JOB:
Images are excluded; otherwise, output every record exactly.

DATASET RECORDS:

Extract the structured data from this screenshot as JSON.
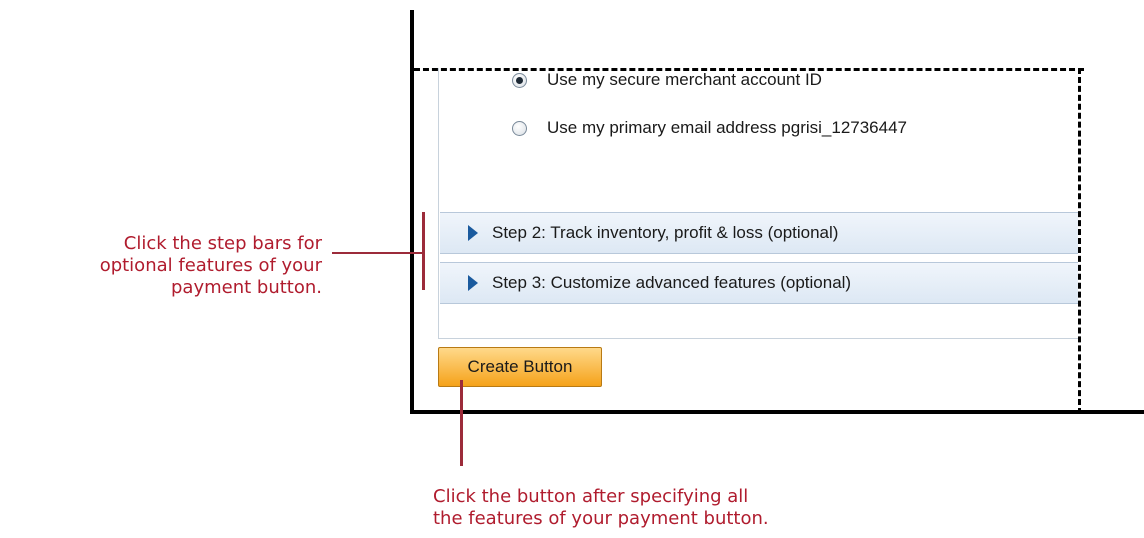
{
  "radio_options": [
    {
      "label": "Use my secure merchant account ID",
      "checked": true
    },
    {
      "label": "Use my primary email address pgrisi_12736447",
      "checked": false
    }
  ],
  "steps": [
    {
      "label": "Step 2: Track inventory, profit & loss (optional)"
    },
    {
      "label": "Step 3: Customize advanced features (optional)"
    }
  ],
  "create_button": {
    "label": "Create Button"
  },
  "callouts": {
    "steps_note": [
      "Click the step bars for",
      "optional features of your",
      "payment button."
    ],
    "button_note": [
      "Click the button after specifying all",
      "the features of your payment button."
    ]
  },
  "colors": {
    "annotation": "#b01c2e",
    "step_triangle": "#1a5a9e",
    "button_fill": "#f5a21a"
  },
  "icons": {
    "step_expand": "triangle-right-icon",
    "radio_selected": "radio-selected-icon",
    "radio_unselected": "radio-unselected-icon"
  }
}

THE REPLY:
Extract the structured data from this screenshot as JSON.
{
  "radio_options": [
    {
      "label": "Use my secure merchant account ID",
      "checked": true
    },
    {
      "label": "Use my primary email address pgrisi_12736447",
      "checked": false
    }
  ],
  "steps": [
    {
      "label": "Step 2: Track inventory, profit & loss (optional)"
    },
    {
      "label": "Step 3: Customize advanced features (optional)"
    }
  ],
  "create_button": {
    "label": "Create Button"
  },
  "callouts": {
    "steps_note": [
      "Click the step bars for",
      "optional features of your",
      "payment button."
    ],
    "button_note": [
      "Click the button after specifying all",
      "the features of your payment button."
    ]
  },
  "colors": {
    "annotation": "#b01c2e",
    "step_triangle": "#1a5a9e",
    "button_fill": "#f5a21a"
  },
  "icons": {
    "step_expand": "triangle-right-icon",
    "radio_selected": "radio-selected-icon",
    "radio_unselected": "radio-unselected-icon"
  }
}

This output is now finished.